_Task requirements_
Your answer should be only a number: how many lines include the word "bars".

_Data listing_

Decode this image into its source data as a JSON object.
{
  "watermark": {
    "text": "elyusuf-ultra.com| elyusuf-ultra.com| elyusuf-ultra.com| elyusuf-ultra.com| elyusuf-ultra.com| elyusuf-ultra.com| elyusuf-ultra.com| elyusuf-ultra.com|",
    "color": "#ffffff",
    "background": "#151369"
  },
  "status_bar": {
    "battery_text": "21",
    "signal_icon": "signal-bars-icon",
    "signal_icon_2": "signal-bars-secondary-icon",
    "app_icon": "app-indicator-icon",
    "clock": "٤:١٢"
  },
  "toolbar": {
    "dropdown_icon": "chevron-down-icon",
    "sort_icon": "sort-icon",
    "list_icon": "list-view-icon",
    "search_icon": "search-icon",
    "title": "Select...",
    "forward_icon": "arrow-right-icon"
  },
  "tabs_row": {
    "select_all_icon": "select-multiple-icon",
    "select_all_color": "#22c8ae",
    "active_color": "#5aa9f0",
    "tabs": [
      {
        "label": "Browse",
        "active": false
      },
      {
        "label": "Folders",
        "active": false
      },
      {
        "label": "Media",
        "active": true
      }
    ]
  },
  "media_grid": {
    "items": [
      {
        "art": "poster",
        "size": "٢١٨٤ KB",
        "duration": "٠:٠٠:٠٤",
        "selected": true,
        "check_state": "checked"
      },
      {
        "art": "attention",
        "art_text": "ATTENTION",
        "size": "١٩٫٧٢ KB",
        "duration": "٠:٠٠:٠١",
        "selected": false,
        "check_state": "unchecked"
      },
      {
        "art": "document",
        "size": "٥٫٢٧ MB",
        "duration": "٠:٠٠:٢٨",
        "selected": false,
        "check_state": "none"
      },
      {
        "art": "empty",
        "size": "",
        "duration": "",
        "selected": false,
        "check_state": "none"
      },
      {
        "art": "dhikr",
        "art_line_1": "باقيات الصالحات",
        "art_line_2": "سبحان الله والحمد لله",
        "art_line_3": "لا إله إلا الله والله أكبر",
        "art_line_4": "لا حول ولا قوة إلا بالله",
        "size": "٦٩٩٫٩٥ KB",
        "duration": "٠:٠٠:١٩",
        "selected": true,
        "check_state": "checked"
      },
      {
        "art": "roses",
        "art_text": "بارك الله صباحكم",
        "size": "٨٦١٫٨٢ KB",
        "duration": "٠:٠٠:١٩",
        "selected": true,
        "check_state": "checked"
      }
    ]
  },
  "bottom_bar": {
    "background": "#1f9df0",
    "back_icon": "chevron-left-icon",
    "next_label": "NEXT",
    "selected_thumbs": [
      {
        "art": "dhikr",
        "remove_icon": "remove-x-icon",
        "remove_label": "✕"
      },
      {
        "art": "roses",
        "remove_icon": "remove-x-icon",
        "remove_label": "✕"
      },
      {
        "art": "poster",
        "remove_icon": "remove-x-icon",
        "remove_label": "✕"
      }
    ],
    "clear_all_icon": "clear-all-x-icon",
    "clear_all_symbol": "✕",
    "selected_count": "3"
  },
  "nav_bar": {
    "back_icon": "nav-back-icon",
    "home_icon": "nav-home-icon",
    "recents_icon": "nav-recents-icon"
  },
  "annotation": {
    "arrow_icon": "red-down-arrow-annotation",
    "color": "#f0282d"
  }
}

_Solution for this problem_
2